Aim
Every line below must be reproduced exactly. Copy them all.

[Data extracted from a collection]
- - - - -
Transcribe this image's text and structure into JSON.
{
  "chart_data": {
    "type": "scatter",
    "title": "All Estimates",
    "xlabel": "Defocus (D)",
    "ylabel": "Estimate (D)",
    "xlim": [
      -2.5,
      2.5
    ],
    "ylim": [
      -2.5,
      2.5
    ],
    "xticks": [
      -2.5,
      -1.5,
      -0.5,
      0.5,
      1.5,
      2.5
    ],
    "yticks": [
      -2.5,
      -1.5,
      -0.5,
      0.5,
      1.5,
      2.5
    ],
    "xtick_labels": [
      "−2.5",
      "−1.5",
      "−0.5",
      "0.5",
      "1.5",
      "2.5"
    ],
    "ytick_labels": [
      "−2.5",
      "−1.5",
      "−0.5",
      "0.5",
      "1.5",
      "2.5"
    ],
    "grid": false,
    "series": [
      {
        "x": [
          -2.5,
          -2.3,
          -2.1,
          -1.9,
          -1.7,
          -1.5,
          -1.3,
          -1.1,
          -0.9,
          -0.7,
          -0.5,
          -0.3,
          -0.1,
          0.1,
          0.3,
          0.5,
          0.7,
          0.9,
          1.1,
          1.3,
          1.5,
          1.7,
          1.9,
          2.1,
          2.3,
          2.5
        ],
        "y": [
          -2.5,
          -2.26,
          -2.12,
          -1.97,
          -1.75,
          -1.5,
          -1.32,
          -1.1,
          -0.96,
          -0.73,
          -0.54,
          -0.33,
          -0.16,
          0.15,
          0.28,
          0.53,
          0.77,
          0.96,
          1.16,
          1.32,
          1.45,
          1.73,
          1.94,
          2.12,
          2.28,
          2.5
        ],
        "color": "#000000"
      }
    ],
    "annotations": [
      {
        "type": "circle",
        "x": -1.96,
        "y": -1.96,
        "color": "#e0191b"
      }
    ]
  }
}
- - - - -
The output
Transcribe this image's text and structure into JSON.
{
  "chart_data": {
    "type": "scatter",
    "title": "All Estimates",
    "xlabel": "Defocus (D)",
    "ylabel": "Estimate (D)",
    "xlim": [
      -2.5,
      2.5
    ],
    "ylim": [
      -2.5,
      2.5
    ],
    "xticks": [
      -2.5,
      -1.5,
      -0.5,
      0.5,
      1.5,
      2.5
    ],
    "yticks": [
      -2.5,
      -1.5,
      -0.5,
      0.5,
      1.5,
      2.5
    ],
    "xtick_labels": [
      "−2.5",
      "−1.5",
      "−0.5",
      "0.5",
      "1.5",
      "2.5"
    ],
    "ytick_labels": [
      "−2.5",
      "−1.5",
      "−0.5",
      "0.5",
      "1.5",
      "2.5"
    ],
    "grid": false,
    "series": [
      {
        "x": [
          -2.5,
          -2.3,
          -2.1,
          -1.9,
          -1.7,
          -1.5,
          -1.3,
          -1.1,
          -0.9,
          -0.7,
          -0.5,
          -0.3,
          -0.1,
          0.1,
          0.3,
          0.5,
          0.7,
          0.9,
          1.1,
          1.3,
          1.5,
          1.7,
          1.9,
          2.1,
          2.3,
          2.5
        ],
        "y": [
          -2.5,
          -2.26,
          -2.12,
          -1.97,
          -1.75,
          -1.5,
          -1.32,
          -1.1,
          -0.96,
          -0.73,
          -0.54,
          -0.33,
          -0.16,
          0.15,
          0.28,
          0.53,
          0.77,
          0.96,
          1.16,
          1.32,
          1.45,
          1.73,
          1.94,
          2.12,
          2.28,
          2.5
        ],
        "color": "#000000"
      }
    ],
    "annotations": [
      {
        "type": "circle",
        "x": -1.96,
        "y": -1.96,
        "color": "#e0191b"
      }
    ]
  }
}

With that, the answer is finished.